== SHORT TASK ==
Find each line with the string "that" and copy it.
>> Start PROVIDED INFORMATION
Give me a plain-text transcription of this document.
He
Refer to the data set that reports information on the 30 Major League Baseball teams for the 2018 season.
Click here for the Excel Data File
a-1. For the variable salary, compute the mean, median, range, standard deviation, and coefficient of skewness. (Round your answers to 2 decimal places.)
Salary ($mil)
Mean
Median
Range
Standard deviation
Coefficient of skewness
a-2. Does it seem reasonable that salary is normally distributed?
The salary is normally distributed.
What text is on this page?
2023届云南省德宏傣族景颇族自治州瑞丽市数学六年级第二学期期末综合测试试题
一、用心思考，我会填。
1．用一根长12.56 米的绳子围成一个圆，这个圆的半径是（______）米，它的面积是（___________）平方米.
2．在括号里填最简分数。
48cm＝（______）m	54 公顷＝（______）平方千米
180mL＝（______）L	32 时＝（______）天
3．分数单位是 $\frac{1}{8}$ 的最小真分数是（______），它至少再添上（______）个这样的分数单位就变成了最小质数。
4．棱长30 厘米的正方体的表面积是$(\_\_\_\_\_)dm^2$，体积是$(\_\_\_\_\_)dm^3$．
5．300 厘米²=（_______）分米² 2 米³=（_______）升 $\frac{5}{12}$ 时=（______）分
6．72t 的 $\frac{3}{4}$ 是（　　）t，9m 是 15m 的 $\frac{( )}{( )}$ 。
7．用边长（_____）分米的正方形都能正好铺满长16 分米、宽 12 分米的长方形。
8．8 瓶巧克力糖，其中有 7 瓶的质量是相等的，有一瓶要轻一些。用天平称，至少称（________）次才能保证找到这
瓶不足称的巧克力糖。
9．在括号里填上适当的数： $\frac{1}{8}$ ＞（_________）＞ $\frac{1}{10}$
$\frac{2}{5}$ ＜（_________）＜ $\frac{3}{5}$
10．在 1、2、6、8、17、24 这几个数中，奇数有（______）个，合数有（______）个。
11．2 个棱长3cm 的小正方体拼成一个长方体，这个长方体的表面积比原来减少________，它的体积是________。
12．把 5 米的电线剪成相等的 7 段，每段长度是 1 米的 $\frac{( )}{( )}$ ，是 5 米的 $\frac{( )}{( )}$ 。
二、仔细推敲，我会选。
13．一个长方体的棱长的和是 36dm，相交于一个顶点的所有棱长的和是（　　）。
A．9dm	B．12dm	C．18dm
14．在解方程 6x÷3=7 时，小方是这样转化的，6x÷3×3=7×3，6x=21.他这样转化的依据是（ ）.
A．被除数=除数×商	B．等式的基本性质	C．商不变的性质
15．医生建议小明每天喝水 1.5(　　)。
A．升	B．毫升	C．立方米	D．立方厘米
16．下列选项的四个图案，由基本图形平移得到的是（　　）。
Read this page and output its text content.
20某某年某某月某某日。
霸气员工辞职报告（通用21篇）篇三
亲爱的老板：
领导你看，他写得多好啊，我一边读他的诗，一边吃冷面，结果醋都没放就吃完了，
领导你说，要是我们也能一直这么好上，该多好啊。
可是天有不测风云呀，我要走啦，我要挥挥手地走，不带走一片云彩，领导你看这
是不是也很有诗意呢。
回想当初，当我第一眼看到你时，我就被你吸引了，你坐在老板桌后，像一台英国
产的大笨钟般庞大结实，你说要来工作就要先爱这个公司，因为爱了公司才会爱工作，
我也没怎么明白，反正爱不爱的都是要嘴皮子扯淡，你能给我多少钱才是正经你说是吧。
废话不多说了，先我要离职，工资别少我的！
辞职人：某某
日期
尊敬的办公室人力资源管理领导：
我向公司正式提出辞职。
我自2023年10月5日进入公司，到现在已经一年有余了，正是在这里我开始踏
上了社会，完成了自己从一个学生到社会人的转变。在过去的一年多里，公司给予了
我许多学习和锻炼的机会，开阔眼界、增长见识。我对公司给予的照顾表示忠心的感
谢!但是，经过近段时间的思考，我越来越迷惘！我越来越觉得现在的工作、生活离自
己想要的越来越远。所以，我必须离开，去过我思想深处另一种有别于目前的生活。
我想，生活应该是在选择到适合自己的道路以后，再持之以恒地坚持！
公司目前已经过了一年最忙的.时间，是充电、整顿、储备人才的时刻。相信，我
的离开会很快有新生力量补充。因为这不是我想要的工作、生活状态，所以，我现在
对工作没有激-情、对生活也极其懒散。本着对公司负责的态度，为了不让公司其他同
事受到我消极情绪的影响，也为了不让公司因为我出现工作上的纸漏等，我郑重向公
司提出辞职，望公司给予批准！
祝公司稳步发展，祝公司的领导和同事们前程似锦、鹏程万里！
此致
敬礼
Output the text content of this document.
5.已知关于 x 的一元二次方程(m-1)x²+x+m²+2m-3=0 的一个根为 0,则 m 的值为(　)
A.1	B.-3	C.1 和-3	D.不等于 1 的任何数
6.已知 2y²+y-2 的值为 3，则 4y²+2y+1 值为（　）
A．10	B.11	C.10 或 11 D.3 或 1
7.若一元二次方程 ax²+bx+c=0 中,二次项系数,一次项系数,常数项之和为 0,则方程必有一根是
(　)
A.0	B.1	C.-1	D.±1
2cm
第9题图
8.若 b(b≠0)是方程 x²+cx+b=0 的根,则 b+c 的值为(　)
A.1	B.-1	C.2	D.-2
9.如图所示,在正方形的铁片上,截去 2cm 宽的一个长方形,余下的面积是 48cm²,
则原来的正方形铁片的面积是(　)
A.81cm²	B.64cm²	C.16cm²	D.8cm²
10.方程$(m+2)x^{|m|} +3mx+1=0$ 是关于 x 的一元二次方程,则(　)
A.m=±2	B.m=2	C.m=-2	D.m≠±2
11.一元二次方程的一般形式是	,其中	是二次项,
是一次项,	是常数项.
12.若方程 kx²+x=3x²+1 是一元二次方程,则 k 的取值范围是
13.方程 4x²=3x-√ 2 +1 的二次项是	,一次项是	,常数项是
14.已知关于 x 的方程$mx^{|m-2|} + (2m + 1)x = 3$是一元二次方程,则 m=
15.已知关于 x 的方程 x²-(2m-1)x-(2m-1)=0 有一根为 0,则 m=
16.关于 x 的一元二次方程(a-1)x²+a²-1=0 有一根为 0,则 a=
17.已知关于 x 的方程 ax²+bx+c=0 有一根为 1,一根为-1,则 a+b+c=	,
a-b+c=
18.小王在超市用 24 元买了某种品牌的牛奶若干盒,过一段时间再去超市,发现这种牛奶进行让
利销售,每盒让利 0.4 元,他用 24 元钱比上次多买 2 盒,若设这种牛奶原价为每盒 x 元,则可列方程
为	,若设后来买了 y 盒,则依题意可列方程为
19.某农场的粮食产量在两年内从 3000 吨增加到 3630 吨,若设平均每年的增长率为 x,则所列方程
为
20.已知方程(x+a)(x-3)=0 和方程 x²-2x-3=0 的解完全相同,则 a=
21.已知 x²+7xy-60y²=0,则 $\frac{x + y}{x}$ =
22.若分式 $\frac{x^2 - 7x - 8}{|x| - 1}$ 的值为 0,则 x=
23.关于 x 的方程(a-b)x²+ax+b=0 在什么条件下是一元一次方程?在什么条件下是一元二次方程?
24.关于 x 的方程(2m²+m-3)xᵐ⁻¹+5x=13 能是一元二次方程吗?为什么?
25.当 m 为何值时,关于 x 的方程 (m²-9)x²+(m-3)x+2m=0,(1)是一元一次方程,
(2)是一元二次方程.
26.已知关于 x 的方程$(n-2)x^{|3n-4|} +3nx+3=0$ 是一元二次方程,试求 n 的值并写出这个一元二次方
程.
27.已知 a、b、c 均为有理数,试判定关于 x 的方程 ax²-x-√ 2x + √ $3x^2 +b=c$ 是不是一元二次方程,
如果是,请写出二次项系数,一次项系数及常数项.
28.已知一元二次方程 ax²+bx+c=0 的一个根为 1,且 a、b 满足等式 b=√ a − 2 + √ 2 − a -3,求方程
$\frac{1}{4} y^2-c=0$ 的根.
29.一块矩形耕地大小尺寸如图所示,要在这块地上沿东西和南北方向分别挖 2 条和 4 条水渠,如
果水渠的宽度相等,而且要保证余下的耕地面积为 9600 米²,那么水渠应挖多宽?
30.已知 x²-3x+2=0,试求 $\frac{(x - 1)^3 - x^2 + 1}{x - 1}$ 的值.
>> End PROVIDED INFORMATION
== RESULT ==
Refer to the data set that reports information on the 30 Major League Baseball teams for the 2018 season.
a-2. Does it seem reasonable that salary is normally distributed?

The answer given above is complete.